Given exercise: Repeat every record below exactly, omitting any pictures.

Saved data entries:
↓↓↓
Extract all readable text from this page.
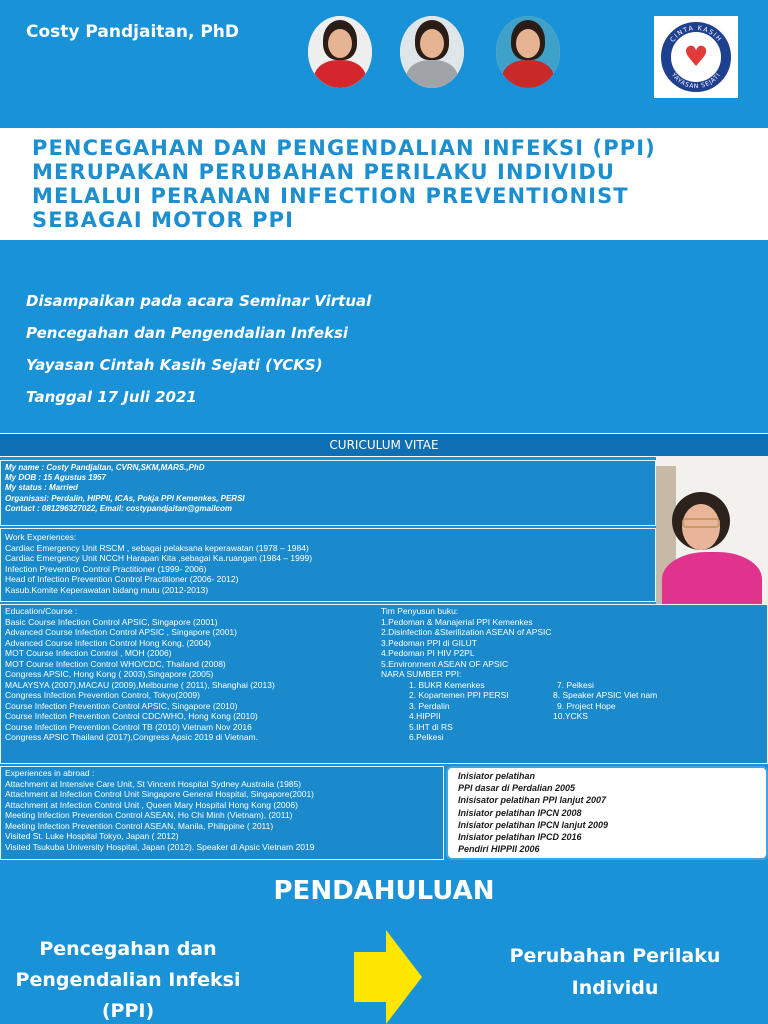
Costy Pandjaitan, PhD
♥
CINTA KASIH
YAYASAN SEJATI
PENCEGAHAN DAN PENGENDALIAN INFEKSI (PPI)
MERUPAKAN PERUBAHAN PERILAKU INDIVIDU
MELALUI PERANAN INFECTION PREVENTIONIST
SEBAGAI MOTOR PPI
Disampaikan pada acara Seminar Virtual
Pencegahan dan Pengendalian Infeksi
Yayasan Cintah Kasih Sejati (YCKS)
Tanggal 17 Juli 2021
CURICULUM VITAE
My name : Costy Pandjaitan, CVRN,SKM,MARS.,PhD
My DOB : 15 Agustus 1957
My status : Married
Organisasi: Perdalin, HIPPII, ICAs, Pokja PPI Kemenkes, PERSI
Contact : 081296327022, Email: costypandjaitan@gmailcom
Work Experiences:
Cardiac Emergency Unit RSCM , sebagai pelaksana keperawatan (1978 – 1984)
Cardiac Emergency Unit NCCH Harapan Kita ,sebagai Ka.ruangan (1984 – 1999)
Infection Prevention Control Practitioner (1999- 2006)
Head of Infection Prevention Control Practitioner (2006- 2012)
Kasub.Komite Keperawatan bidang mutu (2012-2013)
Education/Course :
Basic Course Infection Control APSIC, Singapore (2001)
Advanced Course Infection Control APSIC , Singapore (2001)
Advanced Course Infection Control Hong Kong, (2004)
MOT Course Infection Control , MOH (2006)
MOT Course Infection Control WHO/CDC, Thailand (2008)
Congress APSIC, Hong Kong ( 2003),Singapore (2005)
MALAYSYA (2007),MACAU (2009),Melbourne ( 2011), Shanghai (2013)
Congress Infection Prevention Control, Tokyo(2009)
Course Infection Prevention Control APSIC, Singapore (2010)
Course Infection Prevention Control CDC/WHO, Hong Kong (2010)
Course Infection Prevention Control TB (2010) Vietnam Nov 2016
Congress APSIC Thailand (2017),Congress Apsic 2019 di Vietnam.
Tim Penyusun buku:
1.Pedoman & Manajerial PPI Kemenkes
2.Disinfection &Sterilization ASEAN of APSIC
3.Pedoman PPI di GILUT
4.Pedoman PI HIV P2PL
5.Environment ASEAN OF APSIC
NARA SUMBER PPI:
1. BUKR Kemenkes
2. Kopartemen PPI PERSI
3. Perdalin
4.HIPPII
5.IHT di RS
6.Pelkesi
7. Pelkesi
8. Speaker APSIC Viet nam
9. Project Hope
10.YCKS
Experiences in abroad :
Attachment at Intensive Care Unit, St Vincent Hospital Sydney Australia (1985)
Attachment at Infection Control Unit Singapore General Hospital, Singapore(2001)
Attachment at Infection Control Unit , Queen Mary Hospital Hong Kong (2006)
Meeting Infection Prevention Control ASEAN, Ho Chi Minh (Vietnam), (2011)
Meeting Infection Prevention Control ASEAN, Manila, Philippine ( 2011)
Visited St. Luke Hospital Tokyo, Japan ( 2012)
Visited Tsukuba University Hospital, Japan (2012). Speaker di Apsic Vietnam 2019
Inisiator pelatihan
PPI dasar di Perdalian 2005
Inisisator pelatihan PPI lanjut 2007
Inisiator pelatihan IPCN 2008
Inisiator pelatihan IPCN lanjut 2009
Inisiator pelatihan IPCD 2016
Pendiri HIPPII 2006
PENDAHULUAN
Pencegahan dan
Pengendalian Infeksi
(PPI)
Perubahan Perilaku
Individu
↑↑↑
Solved exercise:
Extract all readable text from this page.
Costy Pandjaitan, PhD
♥
CINTA KASIH
YAYASAN SEJATI
PENCEGAHAN DAN PENGENDALIAN INFEKSI (PPI)
MERUPAKAN PERUBAHAN PERILAKU INDIVIDU
MELALUI PERANAN INFECTION PREVENTIONIST
SEBAGAI MOTOR PPI
Disampaikan pada acara Seminar Virtual
Pencegahan dan Pengendalian Infeksi
Yayasan Cintah Kasih Sejati (YCKS)
Tanggal 17 Juli 2021
CURICULUM VITAE
My name : Costy Pandjaitan, CVRN,SKM,MARS.,PhD
My DOB : 15 Agustus 1957
My status : Married
Organisasi: Perdalin, HIPPII, ICAs, Pokja PPI Kemenkes, PERSI
Contact : 081296327022, Email: costypandjaitan@gmailcom
Work Experiences:
Cardiac Emergency Unit RSCM , sebagai pelaksana keperawatan (1978 – 1984)
Cardiac Emergency Unit NCCH Harapan Kita ,sebagai Ka.ruangan (1984 – 1999)
Infection Prevention Control Practitioner (1999- 2006)
Head of Infection Prevention Control Practitioner (2006- 2012)
Kasub.Komite Keperawatan bidang mutu (2012-2013)
Education/Course :
Basic Course Infection Control APSIC, Singapore (2001)
Advanced Course Infection Control APSIC , Singapore (2001)
Advanced Course Infection Control Hong Kong, (2004)
MOT Course Infection Control , MOH (2006)
MOT Course Infection Control WHO/CDC, Thailand (2008)
Congress APSIC, Hong Kong ( 2003),Singapore (2005)
MALAYSYA (2007),MACAU (2009),Melbourne ( 2011), Shanghai (2013)
Congress Infection Prevention Control, Tokyo(2009)
Course Infection Prevention Control APSIC, Singapore (2010)
Course Infection Prevention Control CDC/WHO, Hong Kong (2010)
Course Infection Prevention Control TB (2010) Vietnam Nov 2016
Congress APSIC Thailand (2017),Congress Apsic 2019 di Vietnam.
Tim Penyusun buku:
1.Pedoman & Manajerial PPI Kemenkes
2.Disinfection &Sterilization ASEAN of APSIC
3.Pedoman PPI di GILUT
4.Pedoman PI HIV P2PL
5.Environment ASEAN OF APSIC
NARA SUMBER PPI:
1. BUKR Kemenkes
2. Kopartemen PPI PERSI
3. Perdalin
4.HIPPII
5.IHT di RS
6.Pelkesi
7. Pelkesi
8. Speaker APSIC Viet nam
9. Project Hope
10.YCKS
Experiences in abroad :
Attachment at Intensive Care Unit, St Vincent Hospital Sydney Australia (1985)
Attachment at Infection Control Unit Singapore General Hospital, Singapore(2001)
Attachment at Infection Control Unit , Queen Mary Hospital Hong Kong (2006)
Meeting Infection Prevention Control ASEAN, Ho Chi Minh (Vietnam), (2011)
Meeting Infection Prevention Control ASEAN, Manila, Philippine ( 2011)
Visited St. Luke Hospital Tokyo, Japan ( 2012)
Visited Tsukuba University Hospital, Japan (2012). Speaker di Apsic Vietnam 2019
Inisiator pelatihan
PPI dasar di Perdalian 2005
Inisisator pelatihan PPI lanjut 2007
Inisiator pelatihan IPCN 2008
Inisiator pelatihan IPCN lanjut 2009
Inisiator pelatihan IPCD 2016
Pendiri HIPPII 2006
PENDAHULUAN
Pencegahan dan
Pengendalian Infeksi
(PPI)
Perubahan Perilaku
Individu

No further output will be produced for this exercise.